══ Supplied data

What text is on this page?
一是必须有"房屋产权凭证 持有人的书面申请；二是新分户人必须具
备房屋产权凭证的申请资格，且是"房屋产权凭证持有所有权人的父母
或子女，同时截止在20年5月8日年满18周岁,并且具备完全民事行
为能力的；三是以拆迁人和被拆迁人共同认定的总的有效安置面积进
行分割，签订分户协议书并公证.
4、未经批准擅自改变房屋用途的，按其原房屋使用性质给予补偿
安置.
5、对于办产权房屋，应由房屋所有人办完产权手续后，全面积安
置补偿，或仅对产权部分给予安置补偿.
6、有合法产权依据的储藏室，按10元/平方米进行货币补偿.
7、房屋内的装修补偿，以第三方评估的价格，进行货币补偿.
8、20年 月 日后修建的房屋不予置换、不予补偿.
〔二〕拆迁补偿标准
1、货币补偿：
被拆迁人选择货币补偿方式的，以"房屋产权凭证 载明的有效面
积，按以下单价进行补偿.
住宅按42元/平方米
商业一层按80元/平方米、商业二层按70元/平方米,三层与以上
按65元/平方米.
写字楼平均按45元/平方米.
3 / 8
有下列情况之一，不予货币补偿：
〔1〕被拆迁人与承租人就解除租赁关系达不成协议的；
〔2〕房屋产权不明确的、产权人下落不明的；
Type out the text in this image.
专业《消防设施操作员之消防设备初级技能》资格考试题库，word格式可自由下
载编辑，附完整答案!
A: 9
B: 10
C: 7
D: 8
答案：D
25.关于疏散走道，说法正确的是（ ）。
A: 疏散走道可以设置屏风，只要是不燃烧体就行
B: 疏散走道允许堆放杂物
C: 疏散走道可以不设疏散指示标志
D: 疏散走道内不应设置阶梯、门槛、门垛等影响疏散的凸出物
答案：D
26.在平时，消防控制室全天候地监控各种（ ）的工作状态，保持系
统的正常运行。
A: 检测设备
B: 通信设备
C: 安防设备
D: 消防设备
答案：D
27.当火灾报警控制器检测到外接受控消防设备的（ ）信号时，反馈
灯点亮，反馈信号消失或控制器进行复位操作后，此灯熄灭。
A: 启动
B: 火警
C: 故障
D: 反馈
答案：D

════

**The request:**
Lines from the one containing "Type out the text in this image." through the final line are to be given again verbatim, with nothing before or after.

**Finished answer:**
Type out the text in this image.
专业《消防设施操作员之消防设备初级技能》资格考试题库，word格式可自由下
载编辑，附完整答案!
A: 9
B: 10
C: 7
D: 8
答案：D
25.关于疏散走道，说法正确的是（ ）。
A: 疏散走道可以设置屏风，只要是不燃烧体就行
B: 疏散走道允许堆放杂物
C: 疏散走道可以不设疏散指示标志
D: 疏散走道内不应设置阶梯、门槛、门垛等影响疏散的凸出物
答案：D
26.在平时，消防控制室全天候地监控各种（ ）的工作状态，保持系
统的正常运行。
A: 检测设备
B: 通信设备
C: 安防设备
D: 消防设备
答案：D
27.当火灾报警控制器检测到外接受控消防设备的（ ）信号时，反馈
灯点亮，反馈信号消失或控制器进行复位操作后，此灯熄灭。
A: 启动
B: 火警
C: 故障
D: 反馈
答案：D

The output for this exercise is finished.